§ PROBLEM TO WORK ON
Omit the images. Copy each entry word for word.

— start of SUPPLIED RECORDS —

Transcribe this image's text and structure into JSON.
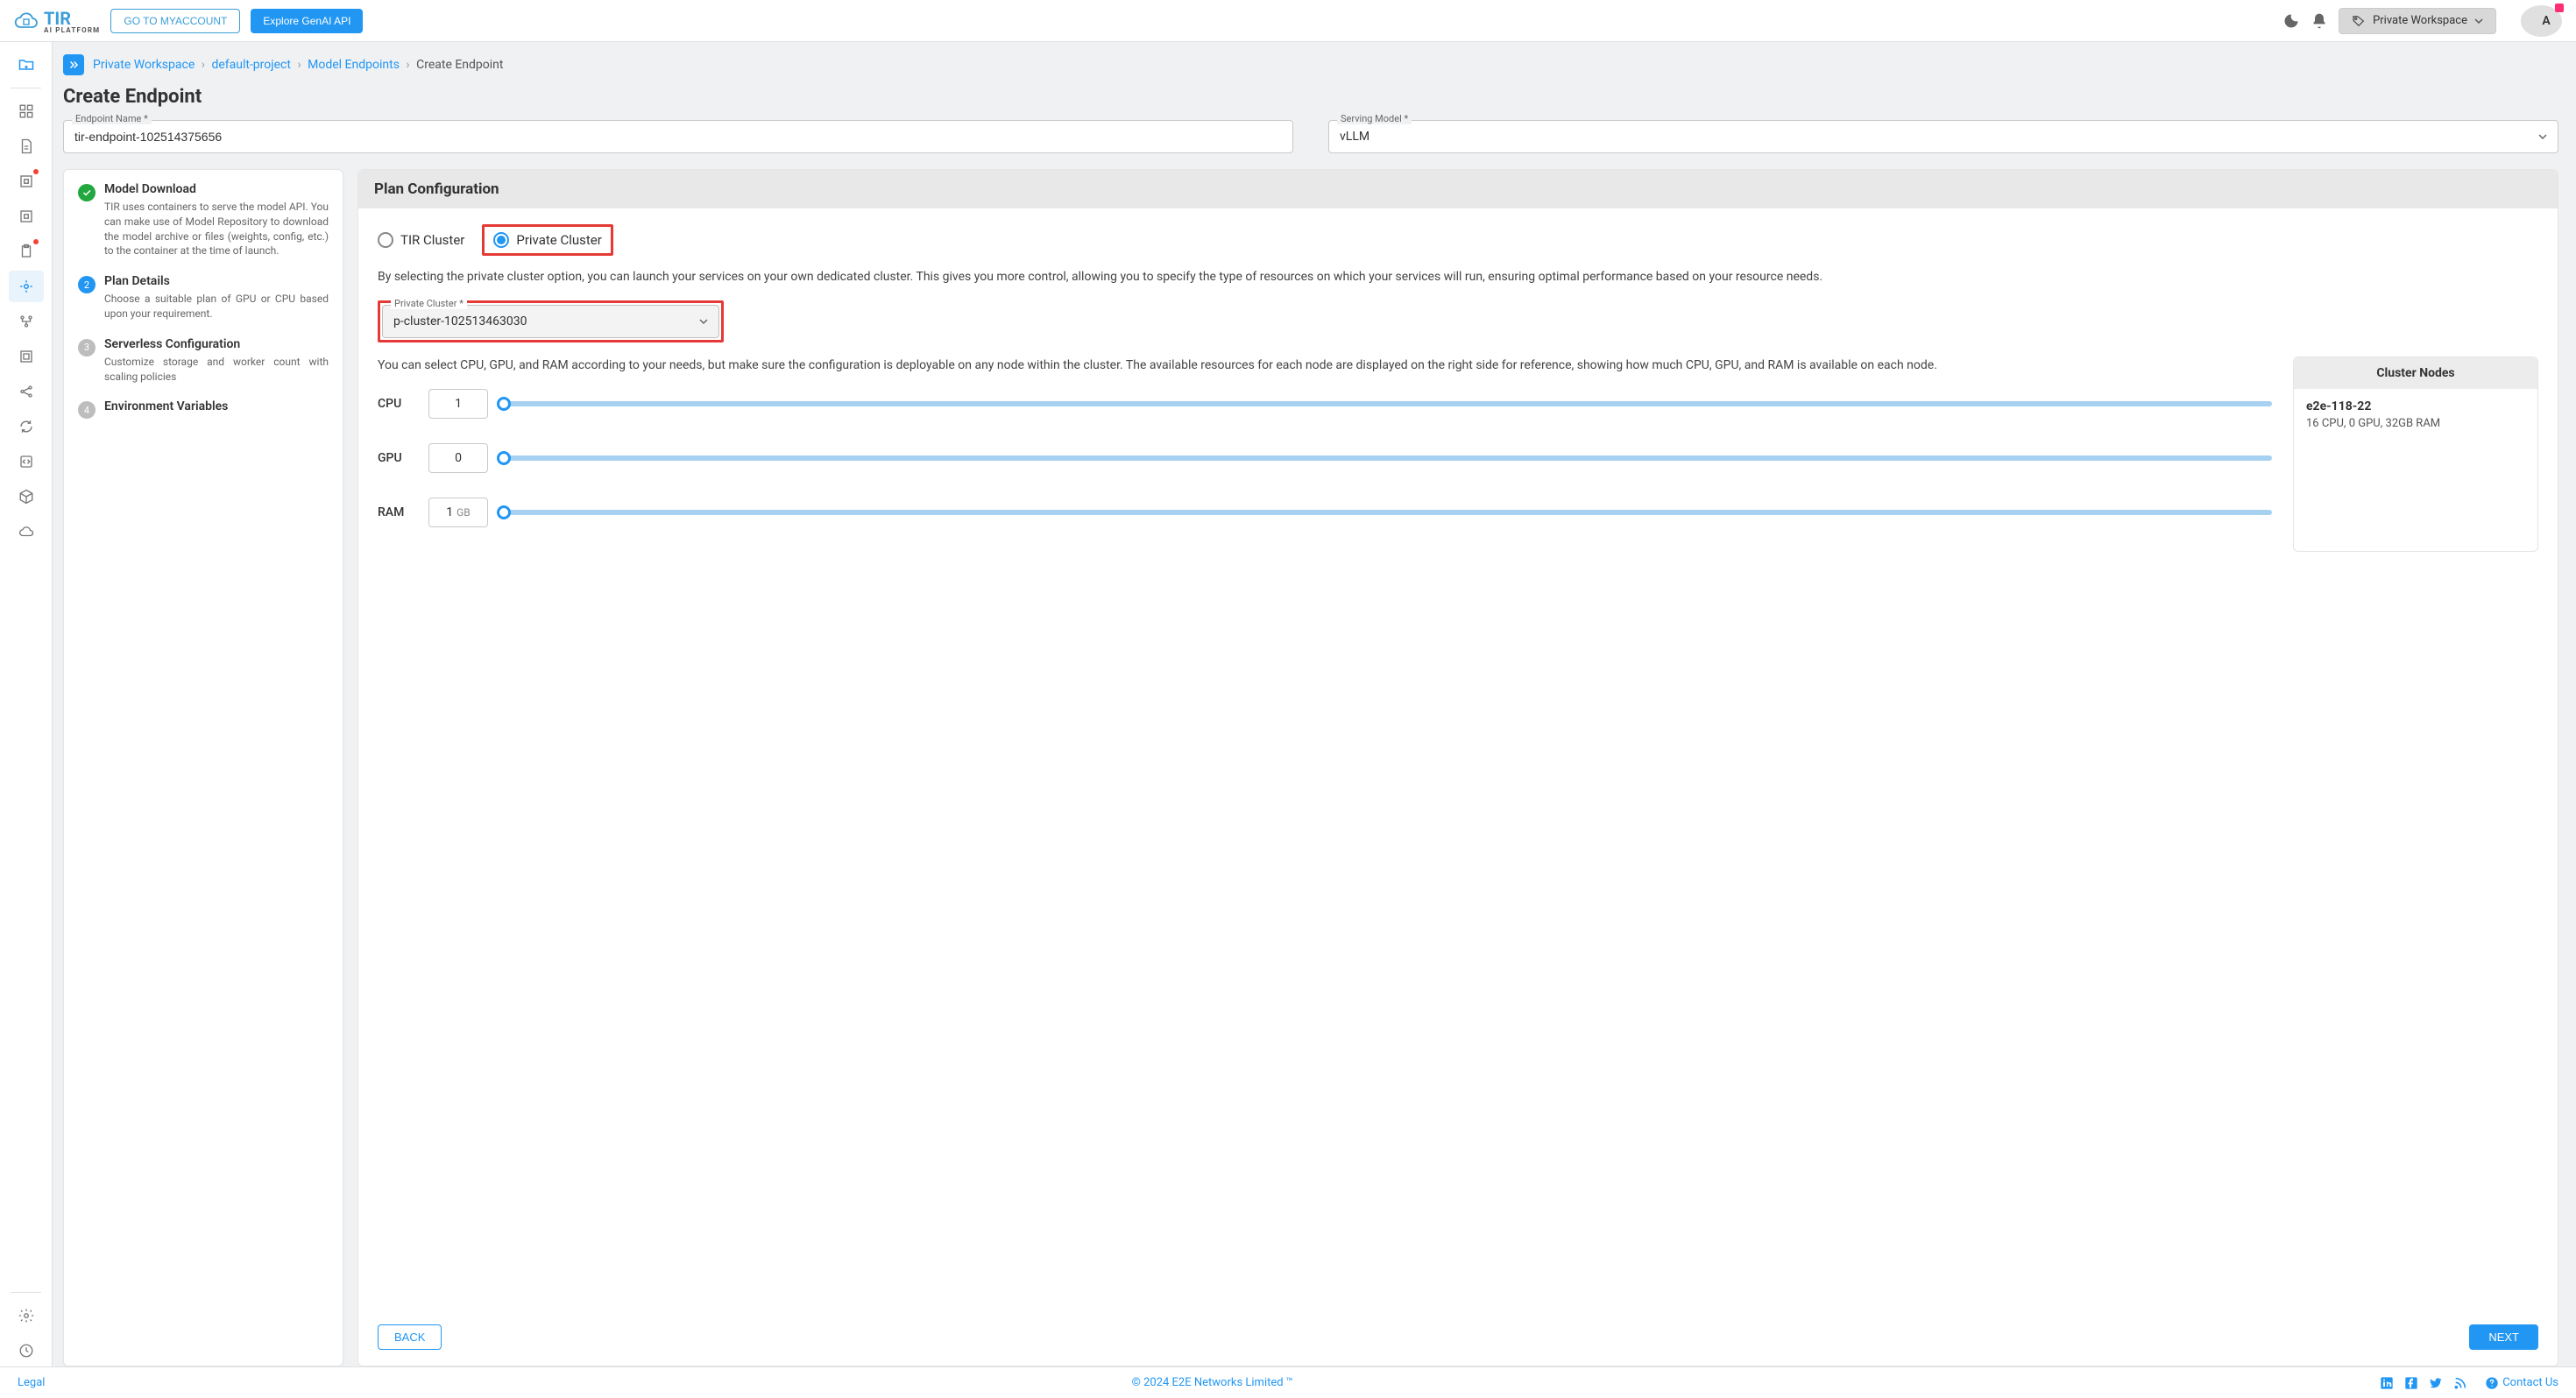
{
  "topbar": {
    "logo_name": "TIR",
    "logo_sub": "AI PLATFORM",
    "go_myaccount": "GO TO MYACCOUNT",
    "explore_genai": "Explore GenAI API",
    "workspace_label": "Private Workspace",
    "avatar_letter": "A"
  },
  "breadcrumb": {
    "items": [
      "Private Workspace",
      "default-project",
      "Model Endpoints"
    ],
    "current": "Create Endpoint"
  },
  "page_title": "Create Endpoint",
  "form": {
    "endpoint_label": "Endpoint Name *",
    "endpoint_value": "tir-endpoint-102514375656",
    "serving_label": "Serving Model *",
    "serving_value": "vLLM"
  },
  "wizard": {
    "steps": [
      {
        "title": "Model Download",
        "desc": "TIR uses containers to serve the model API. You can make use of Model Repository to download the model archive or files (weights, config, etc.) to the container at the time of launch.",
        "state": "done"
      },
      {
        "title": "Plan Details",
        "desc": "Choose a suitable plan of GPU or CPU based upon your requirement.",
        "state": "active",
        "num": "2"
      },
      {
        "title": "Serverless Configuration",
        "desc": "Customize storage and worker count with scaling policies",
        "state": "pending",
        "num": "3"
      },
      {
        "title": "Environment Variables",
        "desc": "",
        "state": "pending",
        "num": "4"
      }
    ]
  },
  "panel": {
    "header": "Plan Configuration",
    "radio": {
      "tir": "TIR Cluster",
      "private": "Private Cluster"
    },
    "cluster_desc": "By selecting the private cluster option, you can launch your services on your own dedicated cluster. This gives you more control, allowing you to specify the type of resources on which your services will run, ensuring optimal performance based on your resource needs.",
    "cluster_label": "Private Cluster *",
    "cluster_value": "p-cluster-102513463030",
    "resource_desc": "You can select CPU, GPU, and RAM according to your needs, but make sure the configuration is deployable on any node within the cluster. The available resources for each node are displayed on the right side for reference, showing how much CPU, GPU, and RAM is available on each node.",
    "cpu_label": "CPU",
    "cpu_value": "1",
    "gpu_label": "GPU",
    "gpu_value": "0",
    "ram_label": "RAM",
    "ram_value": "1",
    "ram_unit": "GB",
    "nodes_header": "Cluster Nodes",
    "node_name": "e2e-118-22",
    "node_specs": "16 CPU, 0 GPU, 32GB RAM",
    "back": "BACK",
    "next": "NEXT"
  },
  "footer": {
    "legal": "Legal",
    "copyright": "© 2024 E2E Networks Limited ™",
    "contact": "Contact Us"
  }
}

— end of SUPPLIED RECORDS —

§ EXERCISE SOLUTION
Transcribe this image's text and structure into JSON.
{
  "topbar": {
    "logo_name": "TIR",
    "logo_sub": "AI PLATFORM",
    "go_myaccount": "GO TO MYACCOUNT",
    "explore_genai": "Explore GenAI API",
    "workspace_label": "Private Workspace",
    "avatar_letter": "A"
  },
  "breadcrumb": {
    "items": [
      "Private Workspace",
      "default-project",
      "Model Endpoints"
    ],
    "current": "Create Endpoint"
  },
  "page_title": "Create Endpoint",
  "form": {
    "endpoint_label": "Endpoint Name *",
    "endpoint_value": "tir-endpoint-102514375656",
    "serving_label": "Serving Model *",
    "serving_value": "vLLM"
  },
  "wizard": {
    "steps": [
      {
        "title": "Model Download",
        "desc": "TIR uses containers to serve the model API. You can make use of Model Repository to download the model archive or files (weights, config, etc.) to the container at the time of launch.",
        "state": "done"
      },
      {
        "title": "Plan Details",
        "desc": "Choose a suitable plan of GPU or CPU based upon your requirement.",
        "state": "active",
        "num": "2"
      },
      {
        "title": "Serverless Configuration",
        "desc": "Customize storage and worker count with scaling policies",
        "state": "pending",
        "num": "3"
      },
      {
        "title": "Environment Variables",
        "desc": "",
        "state": "pending",
        "num": "4"
      }
    ]
  },
  "panel": {
    "header": "Plan Configuration",
    "radio": {
      "tir": "TIR Cluster",
      "private": "Private Cluster"
    },
    "cluster_desc": "By selecting the private cluster option, you can launch your services on your own dedicated cluster. This gives you more control, allowing you to specify the type of resources on which your services will run, ensuring optimal performance based on your resource needs.",
    "cluster_label": "Private Cluster *",
    "cluster_value": "p-cluster-102513463030",
    "resource_desc": "You can select CPU, GPU, and RAM according to your needs, but make sure the configuration is deployable on any node within the cluster. The available resources for each node are displayed on the right side for reference, showing how much CPU, GPU, and RAM is available on each node.",
    "cpu_label": "CPU",
    "cpu_value": "1",
    "gpu_label": "GPU",
    "gpu_value": "0",
    "ram_label": "RAM",
    "ram_value": "1",
    "ram_unit": "GB",
    "nodes_header": "Cluster Nodes",
    "node_name": "e2e-118-22",
    "node_specs": "16 CPU, 0 GPU, 32GB RAM",
    "back": "BACK",
    "next": "NEXT"
  },
  "footer": {
    "legal": "Legal",
    "copyright": "© 2024 E2E Networks Limited ™",
    "contact": "Contact Us"
  }
}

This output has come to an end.